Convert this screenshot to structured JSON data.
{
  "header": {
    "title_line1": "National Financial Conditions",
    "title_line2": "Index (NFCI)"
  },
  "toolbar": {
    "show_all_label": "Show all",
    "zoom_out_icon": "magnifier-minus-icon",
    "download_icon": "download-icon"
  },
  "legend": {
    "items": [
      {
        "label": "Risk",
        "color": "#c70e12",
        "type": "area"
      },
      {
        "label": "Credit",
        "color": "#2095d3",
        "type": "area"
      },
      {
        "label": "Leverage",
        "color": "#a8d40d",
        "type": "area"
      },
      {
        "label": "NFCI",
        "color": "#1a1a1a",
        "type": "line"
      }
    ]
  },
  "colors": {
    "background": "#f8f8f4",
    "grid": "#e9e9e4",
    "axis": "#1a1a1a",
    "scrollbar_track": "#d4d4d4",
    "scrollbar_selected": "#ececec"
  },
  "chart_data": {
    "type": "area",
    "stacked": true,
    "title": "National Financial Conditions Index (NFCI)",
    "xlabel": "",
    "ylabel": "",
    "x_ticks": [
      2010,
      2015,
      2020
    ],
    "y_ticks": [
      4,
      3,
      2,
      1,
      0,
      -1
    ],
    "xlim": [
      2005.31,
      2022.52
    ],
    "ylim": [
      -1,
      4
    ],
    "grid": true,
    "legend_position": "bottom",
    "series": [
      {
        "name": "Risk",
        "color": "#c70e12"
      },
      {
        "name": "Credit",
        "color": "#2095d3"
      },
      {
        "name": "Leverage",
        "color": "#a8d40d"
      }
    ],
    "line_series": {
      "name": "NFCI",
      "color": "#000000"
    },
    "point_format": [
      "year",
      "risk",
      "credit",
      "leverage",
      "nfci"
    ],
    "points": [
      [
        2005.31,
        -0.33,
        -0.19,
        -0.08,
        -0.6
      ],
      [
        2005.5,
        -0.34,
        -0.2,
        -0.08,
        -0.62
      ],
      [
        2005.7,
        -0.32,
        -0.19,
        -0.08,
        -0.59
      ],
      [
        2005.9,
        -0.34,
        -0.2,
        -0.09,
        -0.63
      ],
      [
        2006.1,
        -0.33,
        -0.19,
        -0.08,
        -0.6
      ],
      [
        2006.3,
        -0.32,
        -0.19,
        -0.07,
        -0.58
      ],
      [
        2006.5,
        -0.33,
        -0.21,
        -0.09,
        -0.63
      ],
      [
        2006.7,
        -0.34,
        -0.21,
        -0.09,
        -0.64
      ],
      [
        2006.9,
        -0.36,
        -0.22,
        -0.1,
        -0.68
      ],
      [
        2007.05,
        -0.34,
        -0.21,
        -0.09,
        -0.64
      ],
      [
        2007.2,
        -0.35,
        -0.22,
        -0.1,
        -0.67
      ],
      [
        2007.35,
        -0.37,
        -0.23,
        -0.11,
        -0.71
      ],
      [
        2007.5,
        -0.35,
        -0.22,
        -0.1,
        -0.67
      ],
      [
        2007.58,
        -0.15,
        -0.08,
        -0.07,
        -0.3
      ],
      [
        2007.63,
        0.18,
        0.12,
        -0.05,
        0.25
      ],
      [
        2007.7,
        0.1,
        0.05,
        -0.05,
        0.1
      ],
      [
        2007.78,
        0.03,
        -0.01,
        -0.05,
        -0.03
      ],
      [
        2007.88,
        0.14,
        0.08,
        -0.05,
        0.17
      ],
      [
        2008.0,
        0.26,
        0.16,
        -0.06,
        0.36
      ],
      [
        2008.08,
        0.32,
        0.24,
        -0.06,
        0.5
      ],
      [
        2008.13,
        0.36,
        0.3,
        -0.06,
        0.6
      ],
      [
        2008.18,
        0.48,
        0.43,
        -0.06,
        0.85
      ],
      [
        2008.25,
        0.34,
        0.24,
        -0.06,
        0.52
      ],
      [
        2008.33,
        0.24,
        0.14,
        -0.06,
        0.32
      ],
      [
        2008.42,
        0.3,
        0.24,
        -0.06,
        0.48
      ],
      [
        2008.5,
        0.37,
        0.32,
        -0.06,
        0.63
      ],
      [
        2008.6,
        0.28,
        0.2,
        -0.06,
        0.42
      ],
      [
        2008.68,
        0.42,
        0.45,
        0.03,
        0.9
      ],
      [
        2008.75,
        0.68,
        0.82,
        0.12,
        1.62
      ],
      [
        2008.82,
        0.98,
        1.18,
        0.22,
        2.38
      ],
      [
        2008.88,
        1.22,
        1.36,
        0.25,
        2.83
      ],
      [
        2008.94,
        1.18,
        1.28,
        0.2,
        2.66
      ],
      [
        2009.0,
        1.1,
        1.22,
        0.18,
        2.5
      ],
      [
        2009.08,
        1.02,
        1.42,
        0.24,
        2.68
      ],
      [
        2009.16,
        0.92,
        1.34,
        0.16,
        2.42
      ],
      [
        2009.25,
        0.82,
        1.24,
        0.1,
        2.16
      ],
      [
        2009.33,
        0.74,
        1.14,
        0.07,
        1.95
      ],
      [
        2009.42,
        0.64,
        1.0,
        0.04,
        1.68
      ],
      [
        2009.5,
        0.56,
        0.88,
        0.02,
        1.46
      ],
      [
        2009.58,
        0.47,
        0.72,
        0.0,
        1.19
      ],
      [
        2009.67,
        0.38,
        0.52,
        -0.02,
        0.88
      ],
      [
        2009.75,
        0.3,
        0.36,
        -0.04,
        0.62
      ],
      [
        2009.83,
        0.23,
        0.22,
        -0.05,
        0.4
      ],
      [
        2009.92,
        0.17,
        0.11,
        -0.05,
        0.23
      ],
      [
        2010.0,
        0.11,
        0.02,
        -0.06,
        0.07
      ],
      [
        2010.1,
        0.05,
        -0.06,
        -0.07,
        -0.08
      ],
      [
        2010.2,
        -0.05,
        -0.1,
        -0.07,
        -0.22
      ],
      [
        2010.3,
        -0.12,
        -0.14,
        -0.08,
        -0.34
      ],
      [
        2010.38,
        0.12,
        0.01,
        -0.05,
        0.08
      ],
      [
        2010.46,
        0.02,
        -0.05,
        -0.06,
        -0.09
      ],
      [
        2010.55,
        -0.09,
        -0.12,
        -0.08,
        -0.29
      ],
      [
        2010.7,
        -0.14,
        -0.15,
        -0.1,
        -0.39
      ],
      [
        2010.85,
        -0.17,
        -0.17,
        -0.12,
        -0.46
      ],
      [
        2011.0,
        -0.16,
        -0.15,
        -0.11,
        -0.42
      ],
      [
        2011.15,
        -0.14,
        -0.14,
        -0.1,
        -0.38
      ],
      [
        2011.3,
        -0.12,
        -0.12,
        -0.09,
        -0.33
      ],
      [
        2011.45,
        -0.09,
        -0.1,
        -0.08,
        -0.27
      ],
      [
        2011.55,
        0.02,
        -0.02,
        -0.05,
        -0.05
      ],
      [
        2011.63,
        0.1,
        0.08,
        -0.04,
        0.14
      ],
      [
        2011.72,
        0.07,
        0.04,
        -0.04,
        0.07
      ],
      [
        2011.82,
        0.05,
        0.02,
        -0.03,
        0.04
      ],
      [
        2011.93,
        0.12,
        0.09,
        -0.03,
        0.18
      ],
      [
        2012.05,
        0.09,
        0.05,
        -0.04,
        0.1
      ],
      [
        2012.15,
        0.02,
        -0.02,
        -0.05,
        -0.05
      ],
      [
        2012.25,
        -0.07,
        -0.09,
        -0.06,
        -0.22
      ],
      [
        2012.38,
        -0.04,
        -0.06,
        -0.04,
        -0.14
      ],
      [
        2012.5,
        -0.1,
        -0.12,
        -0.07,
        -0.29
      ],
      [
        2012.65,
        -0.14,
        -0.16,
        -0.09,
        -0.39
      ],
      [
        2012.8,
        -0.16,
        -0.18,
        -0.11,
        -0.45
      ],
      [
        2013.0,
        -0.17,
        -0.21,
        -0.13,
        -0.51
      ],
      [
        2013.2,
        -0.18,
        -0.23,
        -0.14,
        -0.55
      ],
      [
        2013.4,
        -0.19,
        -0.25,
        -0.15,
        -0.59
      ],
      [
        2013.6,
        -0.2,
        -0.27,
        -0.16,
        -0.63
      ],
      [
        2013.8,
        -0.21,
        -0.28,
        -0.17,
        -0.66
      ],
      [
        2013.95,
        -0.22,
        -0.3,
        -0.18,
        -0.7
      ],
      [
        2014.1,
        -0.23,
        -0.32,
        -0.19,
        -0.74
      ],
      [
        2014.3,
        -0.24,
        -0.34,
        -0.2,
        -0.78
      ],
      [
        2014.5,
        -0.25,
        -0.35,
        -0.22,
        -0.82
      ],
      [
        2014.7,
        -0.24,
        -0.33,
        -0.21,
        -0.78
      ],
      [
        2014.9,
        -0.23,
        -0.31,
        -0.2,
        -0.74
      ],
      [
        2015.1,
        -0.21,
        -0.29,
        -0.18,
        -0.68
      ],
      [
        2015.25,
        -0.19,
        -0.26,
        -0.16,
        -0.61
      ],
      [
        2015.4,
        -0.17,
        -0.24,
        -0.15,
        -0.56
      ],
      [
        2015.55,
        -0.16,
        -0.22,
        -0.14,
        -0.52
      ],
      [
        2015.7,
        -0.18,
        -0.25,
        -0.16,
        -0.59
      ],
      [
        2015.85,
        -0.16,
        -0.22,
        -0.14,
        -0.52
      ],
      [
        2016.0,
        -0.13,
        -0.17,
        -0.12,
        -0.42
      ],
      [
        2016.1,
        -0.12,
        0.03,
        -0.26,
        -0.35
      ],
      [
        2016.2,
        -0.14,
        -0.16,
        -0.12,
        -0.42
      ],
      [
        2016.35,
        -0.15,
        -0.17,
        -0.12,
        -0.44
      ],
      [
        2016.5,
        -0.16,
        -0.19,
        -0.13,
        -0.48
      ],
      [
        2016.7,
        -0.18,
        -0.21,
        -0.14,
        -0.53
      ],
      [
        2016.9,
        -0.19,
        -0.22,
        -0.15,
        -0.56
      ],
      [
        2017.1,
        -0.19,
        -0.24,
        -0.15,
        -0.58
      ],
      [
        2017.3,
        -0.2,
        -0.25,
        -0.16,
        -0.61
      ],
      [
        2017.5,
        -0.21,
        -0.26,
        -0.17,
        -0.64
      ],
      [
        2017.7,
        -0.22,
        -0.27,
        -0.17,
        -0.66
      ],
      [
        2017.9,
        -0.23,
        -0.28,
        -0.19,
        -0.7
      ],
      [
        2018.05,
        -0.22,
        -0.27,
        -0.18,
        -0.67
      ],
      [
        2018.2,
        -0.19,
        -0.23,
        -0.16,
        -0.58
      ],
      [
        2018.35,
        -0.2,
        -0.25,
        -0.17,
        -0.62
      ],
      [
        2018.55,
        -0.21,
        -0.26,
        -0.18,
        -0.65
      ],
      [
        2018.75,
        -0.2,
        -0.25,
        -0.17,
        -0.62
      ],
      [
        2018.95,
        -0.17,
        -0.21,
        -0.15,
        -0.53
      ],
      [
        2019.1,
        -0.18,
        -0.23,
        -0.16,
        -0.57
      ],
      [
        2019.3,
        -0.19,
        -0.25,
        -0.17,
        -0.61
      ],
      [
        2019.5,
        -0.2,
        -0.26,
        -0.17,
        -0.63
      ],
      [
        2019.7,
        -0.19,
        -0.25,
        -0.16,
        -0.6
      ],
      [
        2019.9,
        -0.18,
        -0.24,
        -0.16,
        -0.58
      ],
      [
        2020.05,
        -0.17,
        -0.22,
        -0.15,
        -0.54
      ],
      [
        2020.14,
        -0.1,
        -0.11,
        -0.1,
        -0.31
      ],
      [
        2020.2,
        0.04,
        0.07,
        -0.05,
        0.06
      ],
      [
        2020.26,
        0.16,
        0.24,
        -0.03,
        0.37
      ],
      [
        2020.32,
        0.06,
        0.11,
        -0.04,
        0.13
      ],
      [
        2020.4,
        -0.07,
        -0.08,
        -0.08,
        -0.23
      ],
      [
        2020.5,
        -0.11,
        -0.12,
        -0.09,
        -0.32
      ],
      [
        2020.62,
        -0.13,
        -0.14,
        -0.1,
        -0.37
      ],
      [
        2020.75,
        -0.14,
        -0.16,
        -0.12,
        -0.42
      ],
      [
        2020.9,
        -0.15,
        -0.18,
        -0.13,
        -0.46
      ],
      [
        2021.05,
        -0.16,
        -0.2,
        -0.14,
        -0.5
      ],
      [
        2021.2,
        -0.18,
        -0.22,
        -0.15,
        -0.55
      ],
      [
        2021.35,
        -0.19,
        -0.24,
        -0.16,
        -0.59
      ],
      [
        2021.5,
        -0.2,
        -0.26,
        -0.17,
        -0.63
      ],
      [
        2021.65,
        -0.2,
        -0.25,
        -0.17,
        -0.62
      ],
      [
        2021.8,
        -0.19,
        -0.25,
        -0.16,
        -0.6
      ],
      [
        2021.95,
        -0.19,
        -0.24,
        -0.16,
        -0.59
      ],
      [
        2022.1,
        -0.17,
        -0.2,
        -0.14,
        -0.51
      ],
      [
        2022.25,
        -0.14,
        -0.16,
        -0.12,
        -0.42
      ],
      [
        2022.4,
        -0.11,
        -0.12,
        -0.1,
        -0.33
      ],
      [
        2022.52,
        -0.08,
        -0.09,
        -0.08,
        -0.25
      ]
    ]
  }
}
==============================
Given task
List each line of the records that holds the string "Conditions".

Task output
    "title_line1": "National Financial Conditions",
    "title": "National Financial Conditions Index (NFCI)",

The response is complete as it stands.